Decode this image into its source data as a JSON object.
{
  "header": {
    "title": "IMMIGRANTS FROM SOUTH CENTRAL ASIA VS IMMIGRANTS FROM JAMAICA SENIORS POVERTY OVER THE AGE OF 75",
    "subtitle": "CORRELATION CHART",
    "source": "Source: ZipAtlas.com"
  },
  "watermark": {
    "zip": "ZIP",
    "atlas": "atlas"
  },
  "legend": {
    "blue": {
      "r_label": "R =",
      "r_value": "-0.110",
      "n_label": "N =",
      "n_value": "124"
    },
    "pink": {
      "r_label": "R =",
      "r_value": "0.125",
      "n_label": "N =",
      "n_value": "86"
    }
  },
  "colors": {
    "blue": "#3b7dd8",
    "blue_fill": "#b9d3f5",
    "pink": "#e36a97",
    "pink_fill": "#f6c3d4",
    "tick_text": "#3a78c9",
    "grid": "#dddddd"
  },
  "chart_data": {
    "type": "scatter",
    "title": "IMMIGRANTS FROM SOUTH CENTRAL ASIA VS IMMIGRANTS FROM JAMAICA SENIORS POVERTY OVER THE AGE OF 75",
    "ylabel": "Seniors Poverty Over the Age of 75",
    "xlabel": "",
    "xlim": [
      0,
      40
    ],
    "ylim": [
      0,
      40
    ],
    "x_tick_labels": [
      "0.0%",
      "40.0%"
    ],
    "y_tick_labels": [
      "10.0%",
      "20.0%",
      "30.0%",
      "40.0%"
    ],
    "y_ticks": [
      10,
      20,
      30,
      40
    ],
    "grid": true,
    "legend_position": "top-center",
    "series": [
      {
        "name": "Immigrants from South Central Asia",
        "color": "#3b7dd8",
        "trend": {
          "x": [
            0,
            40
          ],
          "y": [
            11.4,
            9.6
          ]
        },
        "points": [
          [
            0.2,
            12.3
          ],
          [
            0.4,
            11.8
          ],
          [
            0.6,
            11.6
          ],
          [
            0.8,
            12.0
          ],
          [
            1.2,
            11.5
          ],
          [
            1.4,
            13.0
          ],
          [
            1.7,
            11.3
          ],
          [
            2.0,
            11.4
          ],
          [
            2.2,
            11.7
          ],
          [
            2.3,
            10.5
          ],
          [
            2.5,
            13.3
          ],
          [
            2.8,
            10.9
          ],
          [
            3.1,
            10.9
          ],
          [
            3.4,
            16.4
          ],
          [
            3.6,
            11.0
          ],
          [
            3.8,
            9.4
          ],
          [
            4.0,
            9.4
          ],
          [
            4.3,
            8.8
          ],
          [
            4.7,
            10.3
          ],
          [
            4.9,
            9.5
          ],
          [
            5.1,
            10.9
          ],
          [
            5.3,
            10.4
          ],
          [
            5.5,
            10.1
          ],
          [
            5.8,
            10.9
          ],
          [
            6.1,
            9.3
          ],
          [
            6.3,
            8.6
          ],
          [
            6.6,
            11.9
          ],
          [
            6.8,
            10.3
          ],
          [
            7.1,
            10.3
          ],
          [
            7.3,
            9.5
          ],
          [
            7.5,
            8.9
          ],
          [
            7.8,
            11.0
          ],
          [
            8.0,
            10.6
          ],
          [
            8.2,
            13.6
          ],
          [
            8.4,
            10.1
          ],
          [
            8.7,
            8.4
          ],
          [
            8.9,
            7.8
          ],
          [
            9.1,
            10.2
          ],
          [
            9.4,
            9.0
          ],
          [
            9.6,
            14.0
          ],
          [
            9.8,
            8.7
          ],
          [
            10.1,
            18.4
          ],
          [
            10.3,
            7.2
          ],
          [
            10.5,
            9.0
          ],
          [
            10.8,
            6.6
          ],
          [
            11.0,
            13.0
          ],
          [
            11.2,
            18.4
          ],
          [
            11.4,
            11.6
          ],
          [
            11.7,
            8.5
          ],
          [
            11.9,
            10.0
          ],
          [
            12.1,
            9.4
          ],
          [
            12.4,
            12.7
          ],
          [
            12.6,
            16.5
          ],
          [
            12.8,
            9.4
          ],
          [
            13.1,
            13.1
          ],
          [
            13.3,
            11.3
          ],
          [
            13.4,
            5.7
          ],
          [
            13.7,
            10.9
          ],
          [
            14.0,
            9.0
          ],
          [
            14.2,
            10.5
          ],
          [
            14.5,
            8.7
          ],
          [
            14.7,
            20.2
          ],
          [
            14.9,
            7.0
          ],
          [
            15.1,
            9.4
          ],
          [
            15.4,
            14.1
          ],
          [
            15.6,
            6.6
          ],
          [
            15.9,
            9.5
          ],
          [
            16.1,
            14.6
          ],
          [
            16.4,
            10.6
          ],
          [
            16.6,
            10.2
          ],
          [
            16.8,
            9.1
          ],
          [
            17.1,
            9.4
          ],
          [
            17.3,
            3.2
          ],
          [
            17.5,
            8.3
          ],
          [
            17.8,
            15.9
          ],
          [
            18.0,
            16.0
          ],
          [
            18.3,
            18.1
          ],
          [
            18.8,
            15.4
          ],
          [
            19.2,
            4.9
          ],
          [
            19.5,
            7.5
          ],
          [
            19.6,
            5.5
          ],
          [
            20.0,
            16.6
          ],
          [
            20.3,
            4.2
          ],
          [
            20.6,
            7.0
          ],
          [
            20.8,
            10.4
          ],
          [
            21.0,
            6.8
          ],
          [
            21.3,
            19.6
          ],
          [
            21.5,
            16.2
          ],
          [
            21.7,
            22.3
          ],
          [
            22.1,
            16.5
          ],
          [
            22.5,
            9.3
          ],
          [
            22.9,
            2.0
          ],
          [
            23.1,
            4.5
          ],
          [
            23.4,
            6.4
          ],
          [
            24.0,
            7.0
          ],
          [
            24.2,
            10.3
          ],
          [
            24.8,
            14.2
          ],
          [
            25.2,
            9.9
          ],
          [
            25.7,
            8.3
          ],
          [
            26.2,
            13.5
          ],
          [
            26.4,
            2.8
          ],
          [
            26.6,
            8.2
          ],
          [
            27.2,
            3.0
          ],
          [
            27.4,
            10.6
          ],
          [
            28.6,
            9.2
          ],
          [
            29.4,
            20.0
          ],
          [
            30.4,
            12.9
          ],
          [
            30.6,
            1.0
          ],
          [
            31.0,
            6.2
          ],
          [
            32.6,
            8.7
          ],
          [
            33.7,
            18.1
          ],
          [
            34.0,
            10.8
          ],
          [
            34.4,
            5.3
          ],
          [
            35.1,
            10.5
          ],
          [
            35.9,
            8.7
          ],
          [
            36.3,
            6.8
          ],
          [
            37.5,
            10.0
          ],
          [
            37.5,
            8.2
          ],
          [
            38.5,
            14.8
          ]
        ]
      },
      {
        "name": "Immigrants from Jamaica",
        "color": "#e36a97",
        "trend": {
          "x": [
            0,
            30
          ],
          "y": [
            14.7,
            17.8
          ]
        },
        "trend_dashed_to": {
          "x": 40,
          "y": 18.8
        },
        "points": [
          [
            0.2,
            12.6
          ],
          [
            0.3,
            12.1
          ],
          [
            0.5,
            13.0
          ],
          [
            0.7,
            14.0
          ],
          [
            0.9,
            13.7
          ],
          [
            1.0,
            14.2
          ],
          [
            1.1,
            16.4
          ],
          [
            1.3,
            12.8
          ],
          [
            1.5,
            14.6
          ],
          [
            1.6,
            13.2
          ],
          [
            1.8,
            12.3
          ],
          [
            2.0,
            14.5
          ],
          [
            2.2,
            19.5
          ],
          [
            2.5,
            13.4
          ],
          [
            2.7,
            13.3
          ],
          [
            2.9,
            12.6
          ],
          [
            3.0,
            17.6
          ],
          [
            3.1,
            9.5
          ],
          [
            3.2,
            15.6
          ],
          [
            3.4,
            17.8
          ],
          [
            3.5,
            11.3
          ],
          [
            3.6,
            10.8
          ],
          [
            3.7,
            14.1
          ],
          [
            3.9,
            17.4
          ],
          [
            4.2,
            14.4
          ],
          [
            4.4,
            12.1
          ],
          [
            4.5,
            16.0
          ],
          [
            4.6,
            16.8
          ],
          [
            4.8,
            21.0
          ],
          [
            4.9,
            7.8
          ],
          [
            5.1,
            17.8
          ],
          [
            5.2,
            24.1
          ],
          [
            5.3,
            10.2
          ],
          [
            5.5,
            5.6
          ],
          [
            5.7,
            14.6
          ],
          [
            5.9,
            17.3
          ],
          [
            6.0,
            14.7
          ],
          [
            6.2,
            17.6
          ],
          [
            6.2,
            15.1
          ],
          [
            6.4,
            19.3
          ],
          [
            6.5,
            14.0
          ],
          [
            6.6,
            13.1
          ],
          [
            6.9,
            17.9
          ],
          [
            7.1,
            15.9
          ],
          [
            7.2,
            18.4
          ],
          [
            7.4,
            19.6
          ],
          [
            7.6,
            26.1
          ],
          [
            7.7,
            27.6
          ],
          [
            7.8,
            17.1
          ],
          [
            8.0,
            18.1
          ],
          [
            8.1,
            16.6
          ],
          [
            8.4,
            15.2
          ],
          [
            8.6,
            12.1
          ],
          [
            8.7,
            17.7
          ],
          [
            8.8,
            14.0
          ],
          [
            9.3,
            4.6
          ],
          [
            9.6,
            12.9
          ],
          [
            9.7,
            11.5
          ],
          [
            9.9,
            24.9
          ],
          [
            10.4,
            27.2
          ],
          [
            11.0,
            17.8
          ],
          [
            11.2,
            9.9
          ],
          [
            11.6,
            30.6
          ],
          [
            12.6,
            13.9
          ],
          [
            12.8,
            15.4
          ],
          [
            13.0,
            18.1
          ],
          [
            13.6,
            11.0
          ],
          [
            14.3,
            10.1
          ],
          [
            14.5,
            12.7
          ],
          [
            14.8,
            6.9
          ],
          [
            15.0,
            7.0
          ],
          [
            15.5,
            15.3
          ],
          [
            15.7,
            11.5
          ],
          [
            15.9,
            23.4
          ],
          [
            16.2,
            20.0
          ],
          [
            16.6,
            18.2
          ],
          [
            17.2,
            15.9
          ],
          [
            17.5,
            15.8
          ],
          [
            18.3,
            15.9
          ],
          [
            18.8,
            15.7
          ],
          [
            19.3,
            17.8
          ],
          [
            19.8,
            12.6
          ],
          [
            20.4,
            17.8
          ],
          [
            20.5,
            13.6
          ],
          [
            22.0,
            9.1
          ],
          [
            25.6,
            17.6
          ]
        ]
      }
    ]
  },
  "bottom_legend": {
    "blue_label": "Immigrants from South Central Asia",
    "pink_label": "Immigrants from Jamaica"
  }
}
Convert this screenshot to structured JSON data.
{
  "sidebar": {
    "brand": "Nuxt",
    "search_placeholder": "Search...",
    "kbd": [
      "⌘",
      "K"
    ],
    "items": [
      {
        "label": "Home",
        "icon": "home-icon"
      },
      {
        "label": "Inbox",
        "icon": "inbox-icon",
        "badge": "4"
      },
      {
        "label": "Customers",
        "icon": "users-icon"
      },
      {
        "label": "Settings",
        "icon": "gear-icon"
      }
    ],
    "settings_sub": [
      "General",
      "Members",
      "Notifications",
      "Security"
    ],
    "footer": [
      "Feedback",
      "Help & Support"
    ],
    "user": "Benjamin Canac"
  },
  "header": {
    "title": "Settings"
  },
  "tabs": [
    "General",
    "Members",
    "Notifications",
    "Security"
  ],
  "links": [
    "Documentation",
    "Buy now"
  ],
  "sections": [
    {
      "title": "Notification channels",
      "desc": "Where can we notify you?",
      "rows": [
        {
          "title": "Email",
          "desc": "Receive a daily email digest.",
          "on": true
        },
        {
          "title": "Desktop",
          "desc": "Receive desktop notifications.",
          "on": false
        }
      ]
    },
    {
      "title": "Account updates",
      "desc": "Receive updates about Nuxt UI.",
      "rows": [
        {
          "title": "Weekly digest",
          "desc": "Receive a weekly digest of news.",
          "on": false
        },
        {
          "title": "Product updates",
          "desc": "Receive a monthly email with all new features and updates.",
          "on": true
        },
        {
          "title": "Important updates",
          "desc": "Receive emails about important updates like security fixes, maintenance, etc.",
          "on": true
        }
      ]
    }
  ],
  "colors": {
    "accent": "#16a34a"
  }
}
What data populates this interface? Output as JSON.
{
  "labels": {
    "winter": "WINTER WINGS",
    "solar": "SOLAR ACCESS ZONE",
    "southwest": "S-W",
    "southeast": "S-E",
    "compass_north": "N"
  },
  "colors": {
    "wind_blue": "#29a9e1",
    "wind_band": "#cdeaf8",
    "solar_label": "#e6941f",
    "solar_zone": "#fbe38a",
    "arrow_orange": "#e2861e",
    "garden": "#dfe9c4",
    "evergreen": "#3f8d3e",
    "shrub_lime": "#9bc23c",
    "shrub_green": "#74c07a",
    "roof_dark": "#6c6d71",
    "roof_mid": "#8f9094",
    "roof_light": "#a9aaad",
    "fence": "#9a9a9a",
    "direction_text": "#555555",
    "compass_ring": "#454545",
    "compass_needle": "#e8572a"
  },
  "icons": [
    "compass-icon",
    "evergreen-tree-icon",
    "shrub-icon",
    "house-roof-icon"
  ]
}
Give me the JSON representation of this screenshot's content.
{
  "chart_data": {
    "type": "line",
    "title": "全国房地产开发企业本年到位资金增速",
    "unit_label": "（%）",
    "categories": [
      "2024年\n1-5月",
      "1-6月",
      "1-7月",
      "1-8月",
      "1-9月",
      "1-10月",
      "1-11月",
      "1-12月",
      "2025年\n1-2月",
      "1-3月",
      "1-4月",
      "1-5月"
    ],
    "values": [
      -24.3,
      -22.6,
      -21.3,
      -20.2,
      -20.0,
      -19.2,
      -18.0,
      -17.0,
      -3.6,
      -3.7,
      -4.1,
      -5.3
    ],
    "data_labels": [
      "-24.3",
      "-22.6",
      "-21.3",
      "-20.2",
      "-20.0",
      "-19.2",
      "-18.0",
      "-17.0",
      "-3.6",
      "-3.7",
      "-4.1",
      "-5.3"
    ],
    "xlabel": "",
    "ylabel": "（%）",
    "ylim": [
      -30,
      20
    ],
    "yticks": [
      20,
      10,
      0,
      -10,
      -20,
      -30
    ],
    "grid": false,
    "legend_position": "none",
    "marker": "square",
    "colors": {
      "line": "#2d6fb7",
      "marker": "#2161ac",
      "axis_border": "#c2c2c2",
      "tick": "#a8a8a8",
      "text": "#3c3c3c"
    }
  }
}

---*---

Go through the records line by line and count those containing the string "name". Give only the total.

# Exercise answer
2